Provide an exact copy of the data, excluding the images.

--- begin The input ---

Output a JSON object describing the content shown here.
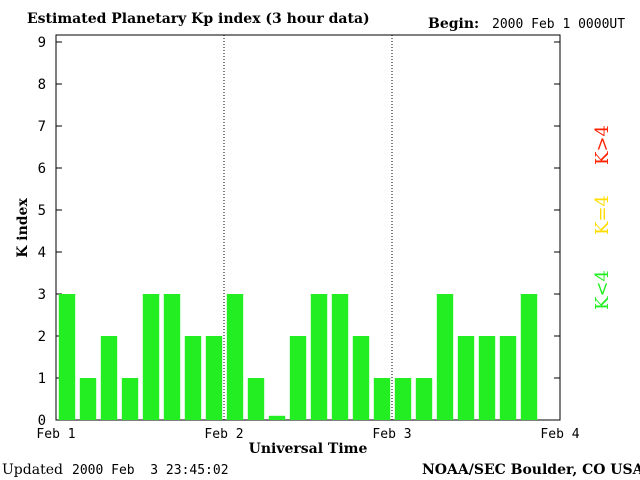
{
  "header": {
    "title": "Estimated Planetary Kp index (3 hour data)",
    "begin_label": "Begin:",
    "begin_value": "2000 Feb 1 0000UT"
  },
  "footer": {
    "updated_label": "Updated",
    "updated_value": "2000 Feb  3 23:45:02",
    "credit": "NOAA/SEC Boulder, CO USA"
  },
  "legend": [
    {
      "label": "K>4",
      "color": "#ff2200"
    },
    {
      "label": "K=4",
      "color": "#ffdd00"
    },
    {
      "label": "K<4",
      "color": "#22ee22"
    }
  ],
  "chart_data": {
    "type": "bar",
    "title": "Estimated Planetary Kp index (3 hour data)",
    "xlabel": "Universal Time",
    "ylabel": "K index",
    "ylim": [
      0,
      9
    ],
    "yticks": [
      "0",
      "1",
      "2",
      "3",
      "4",
      "5",
      "6",
      "7",
      "8",
      "9"
    ],
    "xticks": [
      "Feb 1",
      "Feb 2",
      "Feb 3",
      "Feb 4"
    ],
    "day_separators": [
      "Feb 2",
      "Feb 3"
    ],
    "bar_color": "#22ee22",
    "values": [
      3,
      1,
      2,
      1,
      3,
      3,
      2,
      2,
      3,
      1,
      0.1,
      2,
      3,
      3,
      2,
      1,
      1,
      1,
      3,
      2,
      2,
      2,
      3
    ]
  }
}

--- end The input ---

- Reply to the task -
Output a JSON object describing the content shown here.
{
  "header": {
    "title": "Estimated Planetary Kp index (3 hour data)",
    "begin_label": "Begin:",
    "begin_value": "2000 Feb 1 0000UT"
  },
  "footer": {
    "updated_label": "Updated",
    "updated_value": "2000 Feb  3 23:45:02",
    "credit": "NOAA/SEC Boulder, CO USA"
  },
  "legend": [
    {
      "label": "K>4",
      "color": "#ff2200"
    },
    {
      "label": "K=4",
      "color": "#ffdd00"
    },
    {
      "label": "K<4",
      "color": "#22ee22"
    }
  ],
  "chart_data": {
    "type": "bar",
    "title": "Estimated Planetary Kp index (3 hour data)",
    "xlabel": "Universal Time",
    "ylabel": "K index",
    "ylim": [
      0,
      9
    ],
    "yticks": [
      "0",
      "1",
      "2",
      "3",
      "4",
      "5",
      "6",
      "7",
      "8",
      "9"
    ],
    "xticks": [
      "Feb 1",
      "Feb 2",
      "Feb 3",
      "Feb 4"
    ],
    "day_separators": [
      "Feb 2",
      "Feb 3"
    ],
    "bar_color": "#22ee22",
    "values": [
      3,
      1,
      2,
      1,
      3,
      3,
      2,
      2,
      3,
      1,
      0.1,
      2,
      3,
      3,
      2,
      1,
      1,
      1,
      3,
      2,
      2,
      2,
      3
    ]
  }
}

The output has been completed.